Material provided:
'''
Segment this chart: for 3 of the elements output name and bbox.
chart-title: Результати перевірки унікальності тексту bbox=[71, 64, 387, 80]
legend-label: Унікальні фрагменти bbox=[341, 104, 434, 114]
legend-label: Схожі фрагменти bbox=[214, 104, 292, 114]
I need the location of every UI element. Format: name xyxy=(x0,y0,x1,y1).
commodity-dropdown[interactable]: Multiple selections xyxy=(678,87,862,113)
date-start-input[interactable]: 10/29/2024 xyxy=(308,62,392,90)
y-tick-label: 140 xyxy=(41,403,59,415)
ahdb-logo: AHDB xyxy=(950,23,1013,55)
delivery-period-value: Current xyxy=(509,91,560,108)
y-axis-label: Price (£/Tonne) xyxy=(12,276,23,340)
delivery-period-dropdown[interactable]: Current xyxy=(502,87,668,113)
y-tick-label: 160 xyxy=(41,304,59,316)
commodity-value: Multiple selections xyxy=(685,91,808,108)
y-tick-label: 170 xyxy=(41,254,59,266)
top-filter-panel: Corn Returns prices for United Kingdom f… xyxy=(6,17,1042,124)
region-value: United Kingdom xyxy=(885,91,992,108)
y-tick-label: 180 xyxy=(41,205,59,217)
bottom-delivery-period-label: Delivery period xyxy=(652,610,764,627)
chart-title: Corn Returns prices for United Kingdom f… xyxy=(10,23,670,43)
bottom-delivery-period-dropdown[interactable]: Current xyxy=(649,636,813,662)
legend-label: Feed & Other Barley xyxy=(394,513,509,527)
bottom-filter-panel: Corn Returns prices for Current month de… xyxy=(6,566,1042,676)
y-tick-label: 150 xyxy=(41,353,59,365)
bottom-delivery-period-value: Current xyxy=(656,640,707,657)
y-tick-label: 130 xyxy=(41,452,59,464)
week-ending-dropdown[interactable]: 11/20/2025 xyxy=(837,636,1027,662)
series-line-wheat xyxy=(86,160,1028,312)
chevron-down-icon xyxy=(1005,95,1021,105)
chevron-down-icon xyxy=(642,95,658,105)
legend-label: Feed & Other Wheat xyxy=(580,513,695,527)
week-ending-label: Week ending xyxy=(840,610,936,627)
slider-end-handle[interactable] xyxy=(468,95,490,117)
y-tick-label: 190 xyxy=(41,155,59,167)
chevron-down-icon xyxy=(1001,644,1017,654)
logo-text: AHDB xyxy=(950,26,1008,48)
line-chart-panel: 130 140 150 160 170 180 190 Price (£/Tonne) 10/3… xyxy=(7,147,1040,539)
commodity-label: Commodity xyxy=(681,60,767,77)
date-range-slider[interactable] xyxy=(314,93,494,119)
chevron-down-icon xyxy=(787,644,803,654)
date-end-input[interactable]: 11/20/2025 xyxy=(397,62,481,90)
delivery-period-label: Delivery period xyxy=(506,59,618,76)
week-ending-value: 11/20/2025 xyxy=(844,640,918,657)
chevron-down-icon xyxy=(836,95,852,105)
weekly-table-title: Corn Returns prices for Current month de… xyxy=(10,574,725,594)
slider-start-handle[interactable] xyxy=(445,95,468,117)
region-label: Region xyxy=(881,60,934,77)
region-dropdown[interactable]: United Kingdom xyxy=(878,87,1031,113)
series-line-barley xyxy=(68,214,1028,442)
'''
Copy every line of the data above verbatim, changing nothing.

Segment this chart: for 3 of the elements output name and bbox.
chart-title: Результати перевірки унікальності тексту bbox=[71, 64, 387, 80]
legend-label: Унікальні фрагменти bbox=[341, 104, 434, 114]
legend-label: Схожі фрагменти bbox=[214, 104, 292, 114]
I need the location of every UI element. Format: name xyxy=(x0,y0,x1,y1).
commodity-dropdown[interactable]: Multiple selections xyxy=(678,87,862,113)
date-start-input[interactable]: 10/29/2024 xyxy=(308,62,392,90)
y-tick-label: 140 xyxy=(41,403,59,415)
ahdb-logo: AHDB xyxy=(950,23,1013,55)
delivery-period-value: Current xyxy=(509,91,560,108)
y-axis-label: Price (£/Tonne) xyxy=(12,276,23,340)
delivery-period-dropdown[interactable]: Current xyxy=(502,87,668,113)
y-tick-label: 160 xyxy=(41,304,59,316)
commodity-value: Multiple selections xyxy=(685,91,808,108)
y-tick-label: 170 xyxy=(41,254,59,266)
top-filter-panel: Corn Returns prices for United Kingdom f… xyxy=(6,17,1042,124)
region-value: United Kingdom xyxy=(885,91,992,108)
y-tick-label: 180 xyxy=(41,205,59,217)
bottom-delivery-period-label: Delivery period xyxy=(652,610,764,627)
chart-title: Corn Returns prices for United Kingdom f… xyxy=(10,23,670,43)
bottom-delivery-period-dropdown[interactable]: Current xyxy=(649,636,813,662)
legend-label: Feed & Other Barley xyxy=(394,513,509,527)
bottom-filter-panel: Corn Returns prices for Current month de… xyxy=(6,566,1042,676)
y-tick-label: 150 xyxy=(41,353,59,365)
bottom-delivery-period-value: Current xyxy=(656,640,707,657)
y-tick-label: 130 xyxy=(41,452,59,464)
week-ending-dropdown[interactable]: 11/20/2025 xyxy=(837,636,1027,662)
series-line-wheat xyxy=(86,160,1028,312)
chevron-down-icon xyxy=(1005,95,1021,105)
chevron-down-icon xyxy=(642,95,658,105)
legend-label: Feed & Other Wheat xyxy=(580,513,695,527)
week-ending-label: Week ending xyxy=(840,610,936,627)
slider-end-handle[interactable] xyxy=(468,95,490,117)
y-tick-label: 190 xyxy=(41,155,59,167)
chevron-down-icon xyxy=(1001,644,1017,654)
logo-text: AHDB xyxy=(950,26,1008,48)
line-chart-panel: 130 140 150 160 170 180 190 Price (£/Tonne) 10/3… xyxy=(7,147,1040,539)
commodity-label: Commodity xyxy=(681,60,767,77)
date-range-slider[interactable] xyxy=(314,93,494,119)
chevron-down-icon xyxy=(787,644,803,654)
date-end-input[interactable]: 11/20/2025 xyxy=(397,62,481,90)
delivery-period-label: Delivery period xyxy=(506,59,618,76)
week-ending-value: 11/20/2025 xyxy=(844,640,918,657)
chevron-down-icon xyxy=(836,95,852,105)
weekly-table-title: Corn Returns prices for Current month de… xyxy=(10,574,725,594)
slider-start-handle[interactable] xyxy=(445,95,468,117)
region-label: Region xyxy=(881,60,934,77)
region-dropdown[interactable]: United Kingdom xyxy=(878,87,1031,113)
series-line-barley xyxy=(68,214,1028,442)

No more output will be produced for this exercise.